### PROVIDED MATERIAL
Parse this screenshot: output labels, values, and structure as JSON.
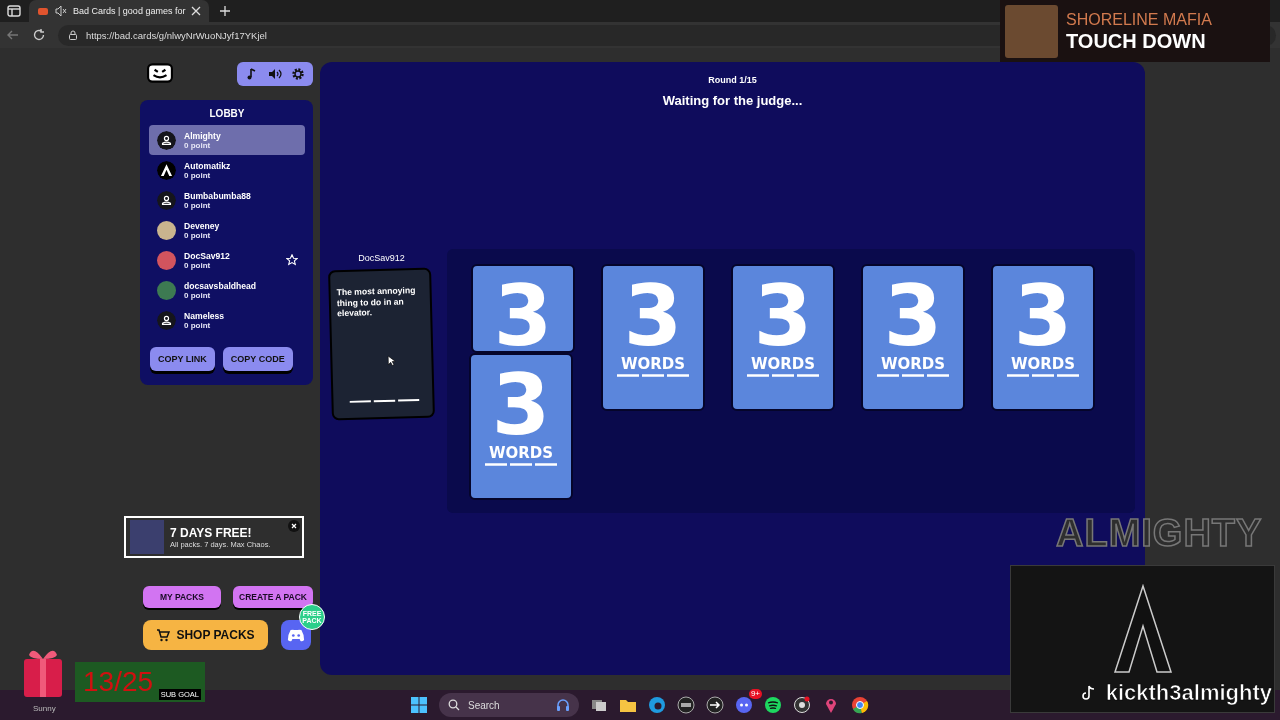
{
  "browser": {
    "tab_title": "Bad Cards | good games for",
    "url": "https://bad.cards/g/nlwyNrWuoNJyf17YKjel"
  },
  "now_playing": {
    "artist": "SHORELINE MAFIA",
    "title": "TOUCH DOWN"
  },
  "lobby": {
    "title": "LOBBY",
    "players": [
      {
        "name": "Almighty",
        "points": "0 point",
        "kind": "default",
        "selected": true,
        "host": false
      },
      {
        "name": "Automatikz",
        "points": "0 point",
        "kind": "logo",
        "selected": false,
        "host": false
      },
      {
        "name": "Bumbabumba88",
        "points": "0 point",
        "kind": "default",
        "selected": false,
        "host": false
      },
      {
        "name": "Deveney",
        "points": "0 point",
        "kind": "photo",
        "color": "#c9b48e",
        "selected": false,
        "host": false
      },
      {
        "name": "DocSav912",
        "points": "0 point",
        "kind": "photo",
        "color": "#d2545e",
        "selected": false,
        "host": true
      },
      {
        "name": "docsavsbaldhead",
        "points": "0 point",
        "kind": "photo",
        "color": "#3d7a52",
        "selected": false,
        "host": false
      },
      {
        "name": "Nameless",
        "points": "0 point",
        "kind": "default",
        "selected": false,
        "host": false
      }
    ],
    "buttons": [
      "COPY LINK",
      "COPY CODE"
    ]
  },
  "promo": {
    "headline": "7 DAYS FREE!",
    "subline": "All packs. 7 days. Max Chaos."
  },
  "pack_buttons": [
    "MY PACKS",
    "CREATE A PACK"
  ],
  "shop_button": "SHOP PACKS",
  "discord_badge": "FREE PACK",
  "game": {
    "round": "Round 1/15",
    "status": "Waiting for the judge...",
    "judge": "DocSav912",
    "prompt": "The most annoying thing to do in an elevator.",
    "answer_cards": [
      {
        "number": "3"
      },
      {
        "number": "3",
        "label": "WORDS"
      },
      {
        "number": "3",
        "label": "WORDS"
      },
      {
        "number": "3",
        "label": "WORDS"
      },
      {
        "number": "3",
        "label": "WORDS"
      }
    ],
    "top_card": {
      "number": "3",
      "label": "WORDS"
    }
  },
  "stream_overlay": {
    "goal": "13/25",
    "goal_label": "SUB GOAL",
    "viewer": "Sunny",
    "brand": "ALMIGHTY",
    "handle": "kickth3almighty"
  },
  "taskbar": {
    "search": "Search",
    "chat_badge": "9+"
  }
}
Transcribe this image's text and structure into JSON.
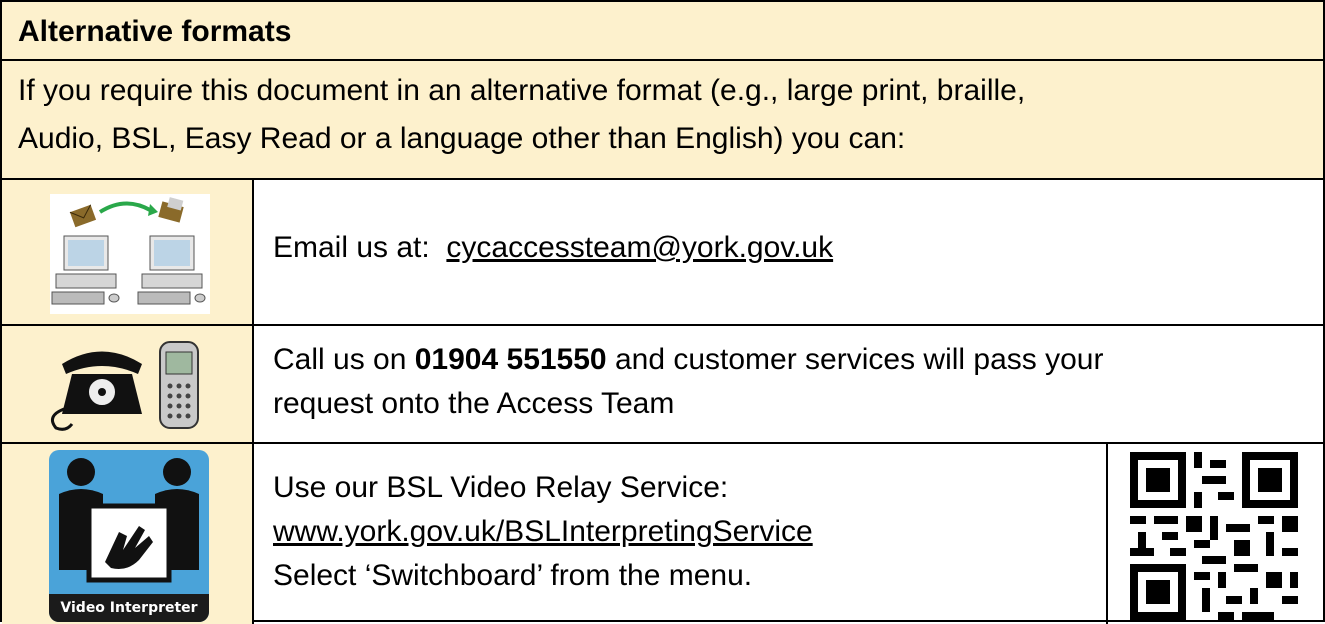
{
  "header": {
    "title": "Alternative formats"
  },
  "intro": {
    "line1": "If you require this document in an alternative format (e.g., large print, braille,",
    "line2": "Audio, BSL, Easy Read or a language other than English) you can:"
  },
  "email": {
    "prefix": "Email us at:",
    "address": "cycaccessteam@york.gov.uk"
  },
  "phone": {
    "prefix": "Call us on",
    "number": "01904 551550",
    "suffix_line1": "and customer services will pass your",
    "line2": "request onto the Access Team"
  },
  "bsl": {
    "line1": "Use our BSL Video Relay Service:",
    "url": "www.york.gov.uk/BSLInterpretingService",
    "line3": "Select ‘Switchboard’ from the menu.",
    "icon_label": "Video Interpreter"
  },
  "icons": {
    "email": "computers-sending-email-icon",
    "phone": "telephone-and-mobile-icon",
    "bsl": "video-interpreter-icon",
    "qr": "qr-code-icon"
  },
  "colors": {
    "panel": "#fdf1cd",
    "vi_blue": "#4aa3d9"
  }
}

### WHAT YOU HAVE TO DO
Without the pictures, output the full listing exactly as it stands.

### EXERCISE OUTPUT
Parse this screenshot: output labels, values, and structure as JSON.
{
  "browser": {
    "tab_title": "Bad Cards | good games for",
    "url": "https://bad.cards/g/nlwyNrWuoNJyf17YKjel"
  },
  "now_playing": {
    "artist": "SHORELINE MAFIA",
    "title": "TOUCH DOWN"
  },
  "lobby": {
    "title": "LOBBY",
    "players": [
      {
        "name": "Almighty",
        "points": "0 point",
        "kind": "default",
        "selected": true,
        "host": false
      },
      {
        "name": "Automatikz",
        "points": "0 point",
        "kind": "logo",
        "selected": false,
        "host": false
      },
      {
        "name": "Bumbabumba88",
        "points": "0 point",
        "kind": "default",
        "selected": false,
        "host": false
      },
      {
        "name": "Deveney",
        "points": "0 point",
        "kind": "photo",
        "color": "#c9b48e",
        "selected": false,
        "host": false
      },
      {
        "name": "DocSav912",
        "points": "0 point",
        "kind": "photo",
        "color": "#d2545e",
        "selected": false,
        "host": true
      },
      {
        "name": "docsavsbaldhead",
        "points": "0 point",
        "kind": "photo",
        "color": "#3d7a52",
        "selected": false,
        "host": false
      },
      {
        "name": "Nameless",
        "points": "0 point",
        "kind": "default",
        "selected": false,
        "host": false
      }
    ],
    "buttons": [
      "COPY LINK",
      "COPY CODE"
    ]
  },
  "promo": {
    "headline": "7 DAYS FREE!",
    "subline": "All packs. 7 days. Max Chaos."
  },
  "pack_buttons": [
    "MY PACKS",
    "CREATE A PACK"
  ],
  "shop_button": "SHOP PACKS",
  "discord_badge": "FREE PACK",
  "game": {
    "round": "Round 1/15",
    "status": "Waiting for the judge...",
    "judge": "DocSav912",
    "prompt": "The most annoying thing to do in an elevator.",
    "answer_cards": [
      {
        "number": "3"
      },
      {
        "number": "3",
        "label": "WORDS"
      },
      {
        "number": "3",
        "label": "WORDS"
      },
      {
        "number": "3",
        "label": "WORDS"
      },
      {
        "number": "3",
        "label": "WORDS"
      }
    ],
    "top_card": {
      "number": "3",
      "label": "WORDS"
    }
  },
  "stream_overlay": {
    "goal": "13/25",
    "goal_label": "SUB GOAL",
    "viewer": "Sunny",
    "brand": "ALMIGHTY",
    "handle": "kickth3almighty"
  },
  "taskbar": {
    "search": "Search",
    "chat_badge": "9+"
  }
}
Transcribe this image's text and structure into JSON.
{
  "header": {
    "title": "Alternative formats"
  },
  "intro": {
    "line1": "If you require this document in an alternative format (e.g., large print, braille,",
    "line2": "Audio, BSL, Easy Read or a language other than English) you can:"
  },
  "email": {
    "prefix": "Email us at:",
    "address": "cycaccessteam@york.gov.uk"
  },
  "phone": {
    "prefix": "Call us on",
    "number": "01904 551550",
    "suffix_line1": "and customer services will pass your",
    "line2": "request onto the Access Team"
  },
  "bsl": {
    "line1": "Use our BSL Video Relay Service:",
    "url": "www.york.gov.uk/BSLInterpretingService",
    "line3": "Select ‘Switchboard’ from the menu.",
    "icon_label": "Video Interpreter"
  },
  "icons": {
    "email": "computers-sending-email-icon",
    "phone": "telephone-and-mobile-icon",
    "bsl": "video-interpreter-icon",
    "qr": "qr-code-icon"
  },
  "colors": {
    "panel": "#fdf1cd",
    "vi_blue": "#4aa3d9"
  }
}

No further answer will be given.